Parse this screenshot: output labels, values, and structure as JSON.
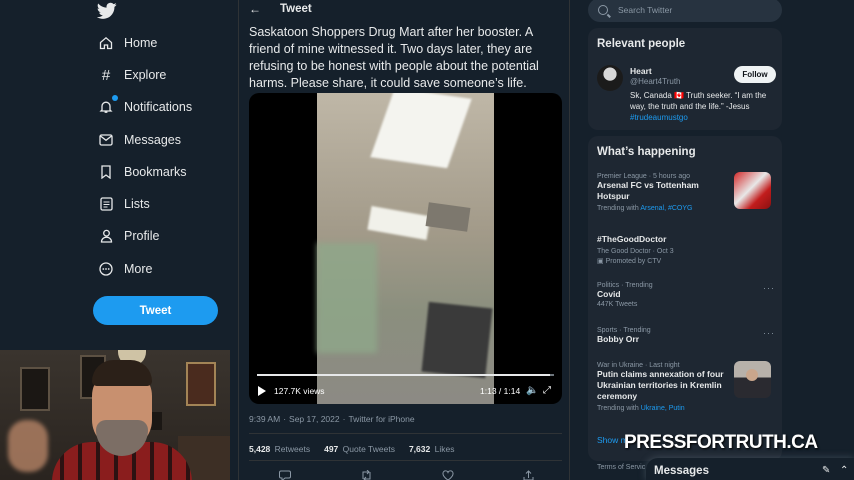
{
  "nav": {
    "items": [
      {
        "label": "Home",
        "icon": "home-icon"
      },
      {
        "label": "Explore",
        "icon": "hashtag-icon"
      },
      {
        "label": "Notifications",
        "icon": "bell-icon"
      },
      {
        "label": "Messages",
        "icon": "envelope-icon"
      },
      {
        "label": "Bookmarks",
        "icon": "bookmark-icon"
      },
      {
        "label": "Lists",
        "icon": "list-icon"
      },
      {
        "label": "Profile",
        "icon": "person-icon"
      },
      {
        "label": "More",
        "icon": "more-circle-icon"
      }
    ],
    "tweet_button": "Tweet"
  },
  "header": {
    "title": "Tweet",
    "back": "←"
  },
  "tweet": {
    "text": "Saskatoon Shoppers Drug Mart after her booster. A friend of mine witnessed it. Two days later, they are refusing to be honest with people about the potential harms. Please share, it could save someone’s life.",
    "video": {
      "views": "127.7K views",
      "time": "1:13 / 1:14",
      "progress": 0.987
    },
    "meta": {
      "time": "9:39 AM",
      "date": "Sep 17, 2022",
      "source": "Twitter for iPhone",
      "sep": "·"
    },
    "stats": {
      "retweets": "5,428",
      "retweets_label": "Retweets",
      "quotes": "497",
      "quotes_label": "Quote Tweets",
      "likes": "7,632",
      "likes_label": "Likes"
    }
  },
  "search": {
    "placeholder": "Search Twitter"
  },
  "relevant": {
    "title": "Relevant people",
    "name": "Heart",
    "handle": "@Heart4Truth",
    "follow": "Follow",
    "bio_text": "Sk, Canada 🇨🇦 Truth seeker. “I am the way, the truth and the life.” -Jesus",
    "bio_tag": "#trudeaumustgo"
  },
  "happening": {
    "title": "What’s happening",
    "trends": [
      {
        "ctx": "Premier League · 5 hours ago",
        "title": "Arsenal FC vs Tottenham Hotspur",
        "sub_prefix": "Trending with",
        "sub_links": "Arsenal, #COYG"
      },
      {
        "ctx": "",
        "title": "#TheGoodDoctor",
        "sub_line1": "The Good Doctor · Oct 3",
        "sub_line2": "Promoted by CTV"
      },
      {
        "ctx": "Politics · Trending",
        "title": "Covid",
        "sub": "447K Tweets"
      },
      {
        "ctx": "Sports · Trending",
        "title": "Bobby Orr"
      },
      {
        "ctx": "War in Ukraine · Last night",
        "title": "Putin claims annexation of four Ukrainian territories in Kremlin ceremony",
        "sub_prefix": "Trending with",
        "sub_links": "Ukraine, Putin"
      }
    ],
    "more_dots": "···",
    "show_more": "Show m",
    "terms": "Terms of Servic"
  },
  "watermark": "PRESSFORTRUTH.CA",
  "messages_drawer": {
    "label": "Messages",
    "new_icon": "✎",
    "collapse_icon": "⌃"
  }
}
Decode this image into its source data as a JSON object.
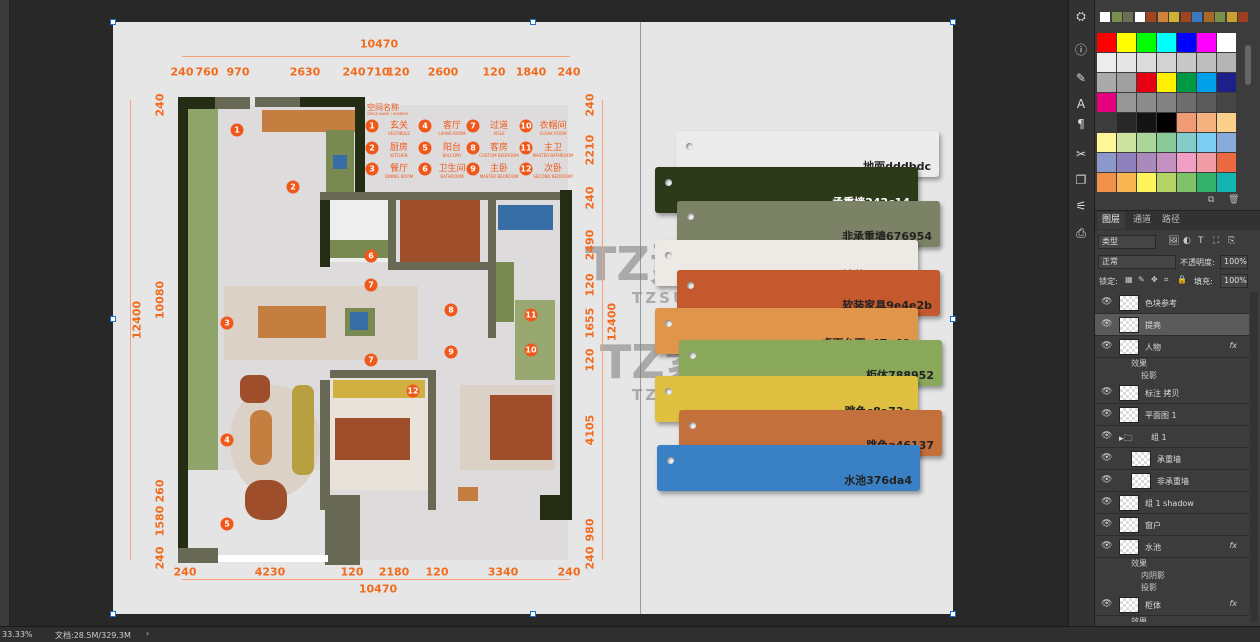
{
  "status_bar": {
    "zoom": "33.33%",
    "doc_size": "文档:28.5M/329.3M"
  },
  "plan": {
    "dims_top_total": "10470",
    "dims_top": [
      "240",
      "760",
      "970",
      "2630",
      "240",
      "710",
      "120",
      "2600",
      "120",
      "1840",
      "240"
    ],
    "dims_bottom_total": "10470",
    "dims_bottom": [
      "240",
      "4230",
      "120",
      "2180",
      "120",
      "3340",
      "240"
    ],
    "dims_left_total": "12400",
    "dims_left": [
      "240",
      "10080",
      "260",
      "1580",
      "240"
    ],
    "dims_right_total": "12400",
    "dims_right": [
      "240",
      "2210",
      "240",
      "2490",
      "120",
      "1655",
      "120",
      "4105",
      "980",
      "240"
    ],
    "room_numbers": [
      "1",
      "2",
      "3",
      "4",
      "5",
      "6",
      "7",
      "7",
      "8",
      "9",
      "10",
      "11",
      "12"
    ],
    "legend": {
      "title": "空间名称",
      "subtitle": "SPACE NAME / NUMBER",
      "items": [
        {
          "n": "1",
          "cn": "玄关",
          "en": "VESTIBULE"
        },
        {
          "n": "4",
          "cn": "客厅",
          "en": "LIVING ROOM"
        },
        {
          "n": "7",
          "cn": "过道",
          "en": "AISLE"
        },
        {
          "n": "10",
          "cn": "衣帽间",
          "en": "CLOAK ROOM"
        },
        {
          "n": "2",
          "cn": "厨房",
          "en": "KITCHEN"
        },
        {
          "n": "5",
          "cn": "阳台",
          "en": "BALCONY"
        },
        {
          "n": "8",
          "cn": "客房",
          "en": "CUSTOM BEDROOM"
        },
        {
          "n": "11",
          "cn": "主卫",
          "en": "MASTER BATHROOM"
        },
        {
          "n": "3",
          "cn": "餐厅",
          "en": "DINING ROOM"
        },
        {
          "n": "6",
          "cn": "卫生间",
          "en": "BATHROOM"
        },
        {
          "n": "9",
          "cn": "主卧",
          "en": "MASTER BEDROOM"
        },
        {
          "n": "12",
          "cn": "次卧",
          "en": "SECOND BEDROOM"
        }
      ]
    }
  },
  "swatch_cards": [
    {
      "label": "地面dddbdc",
      "color": "#ebebeb",
      "text": "#222"
    },
    {
      "label": "承重墙242c14",
      "color": "#2c3a1a",
      "text": "#fff"
    },
    {
      "label": "非承重墙676954",
      "color": "#7b8265",
      "text": "#222"
    },
    {
      "label": "地毯dbd1c7",
      "color": "#ede9e5",
      "text": "#222"
    },
    {
      "label": "软装家具9e4e2b",
      "color": "#c4592d",
      "text": "#222"
    },
    {
      "label": "桌面台面c47e40",
      "color": "#e0964a",
      "text": "#222"
    },
    {
      "label": "柜体788952",
      "color": "#8aa85a",
      "text": "#222"
    },
    {
      "label": "跳色c8a73c",
      "color": "#e0c040",
      "text": "#222"
    },
    {
      "label": "跳色a46137",
      "color": "#c4703d",
      "text": "#222"
    },
    {
      "label": "水池376da4",
      "color": "#3a80c4",
      "text": "#222"
    }
  ],
  "watermark": {
    "logo": "TZ素材网",
    "url": "TZSUCAI.COM"
  },
  "recent_swatches": [
    "#ffffff",
    "#7a8f4e",
    "#6b6f55",
    "#ffffff",
    "#a0461e",
    "#d0823a",
    "#d0b030",
    "#a04420",
    "#3a78c0",
    "#a86828",
    "#7a9048",
    "#c8a030",
    "#9e4020"
  ],
  "swatches": [
    "#ff0000",
    "#ffff00",
    "#00ff00",
    "#00ffff",
    "#0000ff",
    "#ff00ff",
    "#ffffff",
    "#ececec",
    "#e6e6e6",
    "#dcdcdc",
    "#d2d2d2",
    "#c8c8c8",
    "#bebebe",
    "#b4b4b4",
    "#aaaaaa",
    "#a0a0a0",
    "#e60012",
    "#fff100",
    "#009944",
    "#00a0e9",
    "#1d2088",
    "#e4007f",
    "#969696",
    "#8c8c8c",
    "#828282",
    "#6e6e6e",
    "#5a5a5a",
    "#464646",
    "#3c3c3c",
    "#282828",
    "#141414",
    "#000000",
    "#f19b76",
    "#f6b27e",
    "#fad08a",
    "#fff69a",
    "#cfe3a0",
    "#acd598",
    "#89c997",
    "#84ccc9",
    "#7ecef4",
    "#88abda",
    "#8c97cb",
    "#8f82bc",
    "#aa89bd",
    "#c490bf",
    "#f29fc5",
    "#f19ca7",
    "#ec6941",
    "#f19149",
    "#f8b551",
    "#fff45c",
    "#b3d465",
    "#80c269",
    "#32b16c",
    "#13b5b1"
  ],
  "tools": [
    "3d-icon",
    "info-icon",
    "brush-icon",
    "character-icon",
    "paragraph-icon",
    "tool-presets-icon",
    "layer-comps-icon",
    "properties-icon",
    "clone-source-icon"
  ],
  "layers_panel": {
    "tabs": [
      "图层",
      "通道",
      "路径"
    ],
    "filter": "类型",
    "blend_mode": "正常",
    "opacity_label": "不透明度:",
    "opacity": "100%",
    "lock_label": "锁定:",
    "fill_label": "填充:",
    "fill": "100%",
    "fx": "fx",
    "layers": [
      {
        "name": "色块参考",
        "fx": false
      },
      {
        "name": "提亮",
        "fx": false,
        "selected": true
      },
      {
        "name": "人物",
        "fx": true,
        "effects": [
          "效果",
          "投影"
        ]
      },
      {
        "name": "标注 拷贝",
        "fx": false
      },
      {
        "name": "平面图 1",
        "fx": false
      },
      {
        "name": "组 1",
        "group": true
      },
      {
        "name": "承重墙",
        "indent": true
      },
      {
        "name": "非承重墙",
        "indent": true
      },
      {
        "name": "组 1 shadow"
      },
      {
        "name": "窗户"
      },
      {
        "name": "水池",
        "fx": true,
        "effects": [
          "效果",
          "内阴影",
          "投影"
        ]
      },
      {
        "name": "柜体",
        "fx": true,
        "effects": [
          "效果"
        ]
      }
    ]
  }
}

+===+

Gather each line that holds "watermark".

  "watermark": "PRESSFORTRUTH.CA",
  "watermark": {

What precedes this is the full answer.